(Spatial layout data)
┄┄┄┄┄┄

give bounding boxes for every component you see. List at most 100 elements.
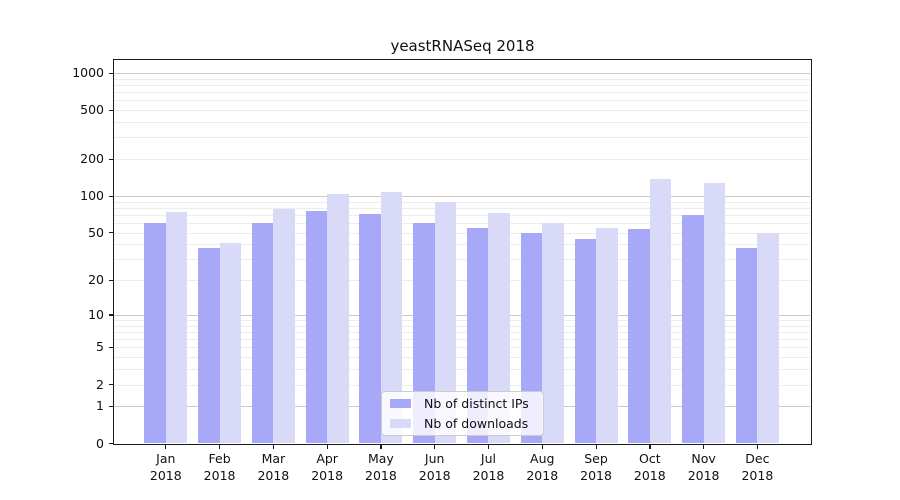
x-tick-label-line: Feb — [208, 451, 231, 466]
minor-gridline — [114, 339, 810, 341]
x-tick-label: Oct 2018 — [610, 450, 690, 484]
y-tick-mark — [109, 346, 114, 349]
y-tick-label: 1000 — [72, 65, 104, 80]
minor-gridline — [114, 325, 810, 327]
x-tick-label-line: 2018 — [203, 468, 236, 483]
minor-gridline — [114, 347, 810, 349]
x-tick-label: Feb 2018 — [180, 450, 260, 484]
bar-downloads-jun — [434, 202, 457, 444]
x-tick-label: Apr 2018 — [287, 450, 367, 484]
bar-distinct-ips-nov — [682, 214, 704, 444]
bar-distinct-ips-oct — [628, 228, 650, 444]
x-tick-label: May 2018 — [341, 450, 421, 484]
y-tick-mark — [109, 158, 114, 160]
x-tick-label-line: 2018 — [149, 468, 182, 483]
minor-gridline — [114, 331, 810, 333]
bar-distinct-ips-may — [359, 214, 381, 444]
x-tick-mark — [595, 444, 597, 449]
minor-gridline — [114, 280, 810, 282]
bar-distinct-ips-mar — [251, 223, 274, 444]
bar-downloads-oct — [649, 179, 672, 444]
x-tick-label: Sep 2018 — [556, 450, 636, 484]
y-tick-mark — [109, 195, 114, 197]
x-tick-label-line: 2018 — [472, 468, 505, 483]
x-tick-mark — [326, 444, 328, 449]
x-tick-mark — [219, 444, 221, 449]
minor-gridline — [114, 78, 810, 80]
y-tick-label: 1 — [96, 398, 104, 414]
x-tick-mark — [487, 444, 490, 449]
y-tick-mark — [109, 232, 114, 234]
x-tick-label-line: 2018 — [687, 468, 720, 483]
y-tick-label: 0 — [96, 435, 104, 451]
minor-gridline — [114, 84, 810, 86]
minor-gridline — [114, 259, 810, 261]
y-tick-label: 2 — [96, 376, 104, 392]
x-tick-mark — [272, 444, 275, 449]
x-tick-label-line: 2018 — [741, 468, 774, 483]
y-tick-label: 10 — [88, 306, 104, 322]
legend-item-downloads: Nb of downloads — [390, 416, 535, 431]
bar-downloads-dec — [757, 232, 779, 444]
x-tick-label-line: Jan — [156, 451, 176, 466]
y-tick-label: 50 — [88, 224, 104, 240]
y-tick-mark — [109, 279, 114, 281]
minor-gridline — [114, 100, 810, 102]
x-tick-mark — [165, 444, 167, 449]
bar-downloads-aug — [542, 223, 564, 444]
x-tick-label: Jan 2018 — [126, 450, 206, 484]
minor-gridline — [114, 384, 810, 386]
bar-distinct-ips-jan — [144, 223, 166, 444]
bar-downloads-jul — [488, 212, 510, 444]
x-tick-label-line: 2018 — [418, 468, 451, 483]
legend-swatch-downloads — [390, 419, 411, 428]
x-tick-mark — [756, 444, 759, 449]
x-tick-label-line: Jul — [480, 451, 497, 466]
minor-gridline — [114, 214, 810, 216]
x-tick-label-line: Oct — [639, 451, 661, 466]
x-tick-label: Jul 2018 — [448, 450, 528, 484]
legend-item-distinct-ips: Nb of distinct IPs — [390, 396, 535, 411]
minor-gridline — [114, 223, 810, 225]
x-tick-mark — [703, 444, 705, 449]
x-tick-label-line: 2018 — [526, 468, 559, 483]
major-gridline — [114, 314, 810, 316]
minor-gridline — [114, 357, 810, 359]
y-tick-label: 500 — [80, 102, 104, 118]
x-tick-mark — [434, 444, 436, 449]
x-tick-label-line: Aug — [530, 451, 555, 466]
x-tick-label-line: Apr — [316, 451, 338, 466]
x-tick-label-line: 2018 — [365, 468, 397, 483]
minor-gridline — [114, 92, 810, 94]
x-tick-label-line: 2018 — [633, 468, 666, 483]
legend-label-downloads: Nb of downloads — [424, 416, 529, 431]
minor-gridline — [114, 369, 810, 371]
minor-gridline — [114, 320, 810, 322]
x-tick-label-line: 2018 — [580, 468, 612, 483]
x-tick-label-line: May — [367, 451, 394, 466]
bar-downloads-may — [380, 192, 403, 444]
bar-distinct-ips-sep — [574, 239, 597, 444]
x-tick-label-line: Sep — [584, 451, 608, 466]
bar-distinct-ips-dec — [735, 248, 758, 444]
y-tick-mark — [109, 443, 114, 445]
major-gridline — [114, 196, 810, 197]
x-tick-label-line: Mar — [261, 451, 286, 466]
x-tick-label-line: Dec — [745, 451, 770, 466]
minor-gridline — [114, 207, 810, 209]
x-tick-label-line: Jun — [424, 451, 445, 466]
bar-distinct-ips-apr — [305, 211, 328, 444]
minor-gridline — [114, 159, 810, 161]
bar-distinct-ips-feb — [198, 248, 220, 444]
y-tick-mark — [109, 405, 114, 408]
y-tick-mark — [109, 72, 114, 74]
x-tick-label: Mar 2018 — [233, 450, 313, 484]
y-tick-label: 200 — [80, 151, 104, 167]
bar-distinct-ips-aug — [520, 232, 543, 444]
bar-distinct-ips-jul — [466, 227, 489, 444]
y-tick-label: 100 — [80, 188, 104, 203]
bar-downloads-sep — [596, 227, 618, 444]
bar-downloads-apr — [327, 194, 349, 444]
minor-gridline — [114, 232, 810, 234]
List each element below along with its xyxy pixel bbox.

┄┄┄┄┄┄

## Directive
Copy every line of the material above word for word, leaving out the pictures.

## Answer
give bounding boxes for every component you see. List at most 100 elements.
x-tick-label-line: Feb — [208, 451, 231, 466]
minor-gridline — [114, 339, 810, 341]
x-tick-label: Oct 2018 — [610, 450, 690, 484]
y-tick-mark — [109, 346, 114, 349]
y-tick-label: 1000 — [72, 65, 104, 80]
minor-gridline — [114, 325, 810, 327]
x-tick-label-line: 2018 — [203, 468, 236, 483]
minor-gridline — [114, 347, 810, 349]
x-tick-label: Feb 2018 — [180, 450, 260, 484]
bar-downloads-jun — [434, 202, 457, 444]
x-tick-label: Apr 2018 — [287, 450, 367, 484]
bar-distinct-ips-nov — [682, 214, 704, 444]
bar-distinct-ips-oct — [628, 228, 650, 444]
x-tick-label: May 2018 — [341, 450, 421, 484]
y-tick-mark — [109, 158, 114, 160]
x-tick-label-line: 2018 — [149, 468, 182, 483]
minor-gridline — [114, 331, 810, 333]
bar-distinct-ips-may — [359, 214, 381, 444]
x-tick-mark — [595, 444, 597, 449]
minor-gridline — [114, 280, 810, 282]
bar-distinct-ips-mar — [251, 223, 274, 444]
bar-downloads-oct — [649, 179, 672, 444]
x-tick-label: Sep 2018 — [556, 450, 636, 484]
y-tick-mark — [109, 195, 114, 197]
x-tick-label-line: 2018 — [472, 468, 505, 483]
x-tick-mark — [326, 444, 328, 449]
x-tick-mark — [219, 444, 221, 449]
minor-gridline — [114, 78, 810, 80]
y-tick-label: 1 — [96, 398, 104, 414]
x-tick-mark — [487, 444, 490, 449]
y-tick-mark — [109, 232, 114, 234]
x-tick-label-line: 2018 — [687, 468, 720, 483]
y-tick-label: 0 — [96, 435, 104, 451]
minor-gridline — [114, 84, 810, 86]
minor-gridline — [114, 259, 810, 261]
y-tick-label: 2 — [96, 376, 104, 392]
x-tick-mark — [272, 444, 275, 449]
x-tick-label-line: 2018 — [741, 468, 774, 483]
y-tick-label: 10 — [88, 306, 104, 322]
legend-item-downloads: Nb of downloads — [390, 416, 535, 431]
bar-downloads-dec — [757, 232, 779, 444]
x-tick-label-line: Jan — [156, 451, 176, 466]
y-tick-label: 50 — [88, 224, 104, 240]
y-tick-mark — [109, 279, 114, 281]
minor-gridline — [114, 100, 810, 102]
x-tick-mark — [165, 444, 167, 449]
bar-downloads-aug — [542, 223, 564, 444]
x-tick-label: Jan 2018 — [126, 450, 206, 484]
minor-gridline — [114, 384, 810, 386]
bar-distinct-ips-jan — [144, 223, 166, 444]
bar-downloads-jul — [488, 212, 510, 444]
x-tick-label-line: 2018 — [418, 468, 451, 483]
legend-swatch-downloads — [390, 419, 411, 428]
x-tick-mark — [756, 444, 759, 449]
x-tick-label-line: Jul — [480, 451, 497, 466]
minor-gridline — [114, 214, 810, 216]
x-tick-label-line: Oct — [639, 451, 661, 466]
x-tick-label: Jul 2018 — [448, 450, 528, 484]
legend-item-distinct-ips: Nb of distinct IPs — [390, 396, 535, 411]
minor-gridline — [114, 223, 810, 225]
x-tick-mark — [703, 444, 705, 449]
x-tick-label-line: 2018 — [526, 468, 559, 483]
major-gridline — [114, 314, 810, 316]
minor-gridline — [114, 357, 810, 359]
y-tick-label: 500 — [80, 102, 104, 118]
x-tick-mark — [434, 444, 436, 449]
x-tick-label-line: Aug — [530, 451, 555, 466]
x-tick-label-line: Apr — [316, 451, 338, 466]
x-tick-label-line: 2018 — [365, 468, 397, 483]
minor-gridline — [114, 92, 810, 94]
x-tick-label-line: 2018 — [633, 468, 666, 483]
legend-label-downloads: Nb of downloads — [424, 416, 529, 431]
minor-gridline — [114, 369, 810, 371]
minor-gridline — [114, 320, 810, 322]
x-tick-label-line: 2018 — [580, 468, 612, 483]
x-tick-label-line: May — [367, 451, 394, 466]
bar-downloads-may — [380, 192, 403, 444]
bar-distinct-ips-sep — [574, 239, 597, 444]
x-tick-label-line: Sep — [584, 451, 608, 466]
bar-distinct-ips-dec — [735, 248, 758, 444]
y-tick-mark — [109, 443, 114, 445]
major-gridline — [114, 196, 810, 197]
x-tick-label-line: Mar — [261, 451, 286, 466]
x-tick-label-line: Dec — [745, 451, 770, 466]
minor-gridline — [114, 207, 810, 209]
x-tick-label-line: Jun — [424, 451, 445, 466]
bar-distinct-ips-apr — [305, 211, 328, 444]
minor-gridline — [114, 159, 810, 161]
bar-distinct-ips-feb — [198, 248, 220, 444]
y-tick-mark — [109, 405, 114, 408]
y-tick-mark — [109, 72, 114, 74]
x-tick-label: Mar 2018 — [233, 450, 313, 484]
y-tick-label: 200 — [80, 151, 104, 167]
bar-distinct-ips-aug — [520, 232, 543, 444]
bar-distinct-ips-jul — [466, 227, 489, 444]
y-tick-label: 100 — [80, 188, 104, 203]
bar-downloads-sep — [596, 227, 618, 444]
bar-downloads-apr — [327, 194, 349, 444]
minor-gridline — [114, 232, 810, 234]
List each element below along with its xyxy pixel bbox.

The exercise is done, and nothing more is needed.